Count lines holding the string "bottom" in the data that follows. Reply with one number only.

## Given entries:
>> start
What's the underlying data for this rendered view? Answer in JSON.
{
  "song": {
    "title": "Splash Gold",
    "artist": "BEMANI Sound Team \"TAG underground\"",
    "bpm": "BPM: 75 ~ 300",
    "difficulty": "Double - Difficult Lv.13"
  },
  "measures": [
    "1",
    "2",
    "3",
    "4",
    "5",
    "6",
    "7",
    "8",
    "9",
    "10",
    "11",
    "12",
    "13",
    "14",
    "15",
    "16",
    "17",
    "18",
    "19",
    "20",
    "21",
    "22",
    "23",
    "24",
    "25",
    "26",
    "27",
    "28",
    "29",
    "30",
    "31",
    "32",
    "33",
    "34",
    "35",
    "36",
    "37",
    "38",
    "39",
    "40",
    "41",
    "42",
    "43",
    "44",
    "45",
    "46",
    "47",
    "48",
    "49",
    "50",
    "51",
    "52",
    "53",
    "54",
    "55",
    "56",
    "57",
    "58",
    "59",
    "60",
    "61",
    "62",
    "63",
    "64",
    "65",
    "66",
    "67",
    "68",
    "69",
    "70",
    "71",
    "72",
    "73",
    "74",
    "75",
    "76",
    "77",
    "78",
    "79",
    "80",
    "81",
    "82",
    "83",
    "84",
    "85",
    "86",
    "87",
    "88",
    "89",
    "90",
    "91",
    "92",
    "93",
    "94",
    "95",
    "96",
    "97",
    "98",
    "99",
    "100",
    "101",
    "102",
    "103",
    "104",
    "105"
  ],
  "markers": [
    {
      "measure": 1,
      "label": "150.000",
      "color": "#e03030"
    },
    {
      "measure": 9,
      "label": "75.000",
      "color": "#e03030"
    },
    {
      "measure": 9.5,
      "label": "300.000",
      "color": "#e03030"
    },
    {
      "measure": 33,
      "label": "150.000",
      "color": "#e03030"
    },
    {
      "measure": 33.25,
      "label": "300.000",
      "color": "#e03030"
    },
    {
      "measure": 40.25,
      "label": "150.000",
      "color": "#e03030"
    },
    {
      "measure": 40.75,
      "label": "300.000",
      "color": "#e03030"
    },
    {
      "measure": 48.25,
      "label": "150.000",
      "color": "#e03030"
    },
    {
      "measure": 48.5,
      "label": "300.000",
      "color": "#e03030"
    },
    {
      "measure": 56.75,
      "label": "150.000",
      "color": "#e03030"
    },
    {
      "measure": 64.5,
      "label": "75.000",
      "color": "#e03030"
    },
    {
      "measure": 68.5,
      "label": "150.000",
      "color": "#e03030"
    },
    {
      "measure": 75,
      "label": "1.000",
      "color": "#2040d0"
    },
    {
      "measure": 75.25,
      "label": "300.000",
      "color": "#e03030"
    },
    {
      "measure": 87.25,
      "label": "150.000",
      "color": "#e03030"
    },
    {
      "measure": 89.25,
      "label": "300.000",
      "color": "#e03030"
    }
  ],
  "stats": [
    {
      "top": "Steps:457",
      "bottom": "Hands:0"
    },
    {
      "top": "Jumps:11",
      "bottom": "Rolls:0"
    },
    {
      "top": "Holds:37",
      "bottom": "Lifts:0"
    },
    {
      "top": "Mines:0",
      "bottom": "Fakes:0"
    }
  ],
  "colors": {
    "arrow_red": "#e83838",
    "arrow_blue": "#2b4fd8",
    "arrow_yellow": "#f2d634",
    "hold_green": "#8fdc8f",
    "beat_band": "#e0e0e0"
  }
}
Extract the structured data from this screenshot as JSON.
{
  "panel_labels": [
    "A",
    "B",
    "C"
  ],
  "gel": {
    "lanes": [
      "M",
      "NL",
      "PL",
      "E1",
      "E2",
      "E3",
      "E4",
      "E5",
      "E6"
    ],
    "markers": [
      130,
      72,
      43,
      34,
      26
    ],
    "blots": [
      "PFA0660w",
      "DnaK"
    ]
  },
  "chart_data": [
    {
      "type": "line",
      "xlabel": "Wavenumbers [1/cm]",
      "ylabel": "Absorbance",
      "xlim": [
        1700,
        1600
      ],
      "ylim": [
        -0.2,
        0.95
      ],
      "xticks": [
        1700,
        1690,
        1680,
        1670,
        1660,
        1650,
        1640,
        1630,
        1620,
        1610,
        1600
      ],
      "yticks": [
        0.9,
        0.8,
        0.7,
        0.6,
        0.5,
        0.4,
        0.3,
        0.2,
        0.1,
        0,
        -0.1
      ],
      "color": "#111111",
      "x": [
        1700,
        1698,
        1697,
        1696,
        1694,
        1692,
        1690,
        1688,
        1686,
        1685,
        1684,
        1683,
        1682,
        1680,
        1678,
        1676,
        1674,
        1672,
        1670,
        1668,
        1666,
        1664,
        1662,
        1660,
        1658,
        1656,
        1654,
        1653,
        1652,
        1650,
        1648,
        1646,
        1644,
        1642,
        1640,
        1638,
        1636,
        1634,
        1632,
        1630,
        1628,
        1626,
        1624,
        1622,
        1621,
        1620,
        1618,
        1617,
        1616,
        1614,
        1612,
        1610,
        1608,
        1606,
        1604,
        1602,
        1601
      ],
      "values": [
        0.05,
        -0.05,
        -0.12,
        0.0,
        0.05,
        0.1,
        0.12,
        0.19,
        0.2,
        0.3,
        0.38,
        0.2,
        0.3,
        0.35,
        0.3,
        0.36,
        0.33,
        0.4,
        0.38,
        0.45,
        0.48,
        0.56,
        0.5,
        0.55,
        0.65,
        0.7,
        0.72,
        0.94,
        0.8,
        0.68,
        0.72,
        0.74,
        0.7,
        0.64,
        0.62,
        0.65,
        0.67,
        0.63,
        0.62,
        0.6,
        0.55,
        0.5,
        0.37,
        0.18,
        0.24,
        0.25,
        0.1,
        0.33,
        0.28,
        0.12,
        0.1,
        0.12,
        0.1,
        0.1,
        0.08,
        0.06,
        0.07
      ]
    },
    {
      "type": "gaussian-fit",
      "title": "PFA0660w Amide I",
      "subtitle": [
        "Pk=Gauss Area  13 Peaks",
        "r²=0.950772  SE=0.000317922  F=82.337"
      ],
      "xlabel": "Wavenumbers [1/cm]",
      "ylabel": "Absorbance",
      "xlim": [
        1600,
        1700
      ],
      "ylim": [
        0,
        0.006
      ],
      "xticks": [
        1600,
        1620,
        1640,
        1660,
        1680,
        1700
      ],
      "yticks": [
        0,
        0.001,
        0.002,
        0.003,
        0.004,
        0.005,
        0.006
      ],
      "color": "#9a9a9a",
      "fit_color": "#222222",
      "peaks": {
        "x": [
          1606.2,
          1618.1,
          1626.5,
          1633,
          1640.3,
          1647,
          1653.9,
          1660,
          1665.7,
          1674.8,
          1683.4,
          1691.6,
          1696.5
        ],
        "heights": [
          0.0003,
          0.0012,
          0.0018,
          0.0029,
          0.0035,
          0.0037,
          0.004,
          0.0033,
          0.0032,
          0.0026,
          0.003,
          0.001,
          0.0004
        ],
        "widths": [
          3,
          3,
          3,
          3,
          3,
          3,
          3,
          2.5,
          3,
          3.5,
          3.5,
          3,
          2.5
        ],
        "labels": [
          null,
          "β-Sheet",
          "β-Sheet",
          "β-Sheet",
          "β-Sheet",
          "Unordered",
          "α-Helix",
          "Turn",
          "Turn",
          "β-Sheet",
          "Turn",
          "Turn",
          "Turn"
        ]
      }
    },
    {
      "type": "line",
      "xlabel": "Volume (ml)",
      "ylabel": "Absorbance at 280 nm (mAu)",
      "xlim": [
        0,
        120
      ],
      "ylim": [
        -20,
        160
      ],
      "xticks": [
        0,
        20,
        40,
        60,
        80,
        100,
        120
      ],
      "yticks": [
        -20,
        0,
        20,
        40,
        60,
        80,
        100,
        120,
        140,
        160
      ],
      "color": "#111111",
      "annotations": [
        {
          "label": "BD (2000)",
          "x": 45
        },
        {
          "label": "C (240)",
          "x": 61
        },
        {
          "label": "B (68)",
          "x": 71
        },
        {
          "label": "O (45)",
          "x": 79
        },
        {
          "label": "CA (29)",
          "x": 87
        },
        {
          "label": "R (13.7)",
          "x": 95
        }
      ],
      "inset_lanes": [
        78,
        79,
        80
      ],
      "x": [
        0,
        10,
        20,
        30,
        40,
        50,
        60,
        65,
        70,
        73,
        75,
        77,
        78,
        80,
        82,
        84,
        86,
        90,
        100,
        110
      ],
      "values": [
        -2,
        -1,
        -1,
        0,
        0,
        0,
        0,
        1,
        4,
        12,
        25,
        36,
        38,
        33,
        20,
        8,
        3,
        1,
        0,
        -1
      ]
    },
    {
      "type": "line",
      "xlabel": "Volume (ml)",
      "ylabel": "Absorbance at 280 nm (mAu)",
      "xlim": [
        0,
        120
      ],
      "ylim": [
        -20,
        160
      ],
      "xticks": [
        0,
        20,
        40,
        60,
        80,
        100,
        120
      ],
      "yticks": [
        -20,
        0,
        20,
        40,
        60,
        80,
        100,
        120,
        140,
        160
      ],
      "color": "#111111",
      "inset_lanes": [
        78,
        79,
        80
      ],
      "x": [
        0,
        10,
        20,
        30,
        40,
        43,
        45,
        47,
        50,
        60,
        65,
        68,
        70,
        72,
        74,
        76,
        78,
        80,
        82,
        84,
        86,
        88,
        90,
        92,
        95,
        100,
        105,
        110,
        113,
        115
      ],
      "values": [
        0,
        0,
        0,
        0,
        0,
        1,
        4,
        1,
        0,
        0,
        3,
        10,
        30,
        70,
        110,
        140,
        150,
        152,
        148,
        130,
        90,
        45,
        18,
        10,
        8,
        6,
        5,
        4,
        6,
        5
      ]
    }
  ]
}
>> end
## Exercise response:
4